Stated goal: Without the images, write out all of the following entries exactly.

-- start Input material --

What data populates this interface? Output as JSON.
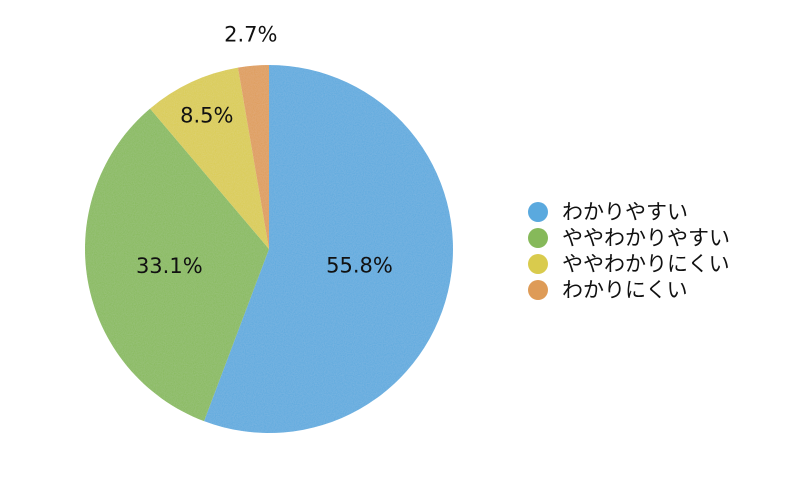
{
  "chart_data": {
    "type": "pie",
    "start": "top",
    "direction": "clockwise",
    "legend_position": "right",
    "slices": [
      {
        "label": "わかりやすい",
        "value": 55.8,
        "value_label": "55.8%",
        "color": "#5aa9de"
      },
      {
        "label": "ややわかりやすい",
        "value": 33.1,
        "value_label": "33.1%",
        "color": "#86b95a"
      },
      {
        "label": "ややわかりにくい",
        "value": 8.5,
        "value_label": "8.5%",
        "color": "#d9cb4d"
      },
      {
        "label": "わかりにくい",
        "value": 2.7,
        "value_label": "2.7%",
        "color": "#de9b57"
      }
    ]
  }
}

-- end Input material --

Result:
What data populates this interface? Output as JSON.
{
  "chart_data": {
    "type": "pie",
    "start": "top",
    "direction": "clockwise",
    "legend_position": "right",
    "slices": [
      {
        "label": "わかりやすい",
        "value": 55.8,
        "value_label": "55.8%",
        "color": "#5aa9de"
      },
      {
        "label": "ややわかりやすい",
        "value": 33.1,
        "value_label": "33.1%",
        "color": "#86b95a"
      },
      {
        "label": "ややわかりにくい",
        "value": 8.5,
        "value_label": "8.5%",
        "color": "#d9cb4d"
      },
      {
        "label": "わかりにくい",
        "value": 2.7,
        "value_label": "2.7%",
        "color": "#de9b57"
      }
    ]
  }
}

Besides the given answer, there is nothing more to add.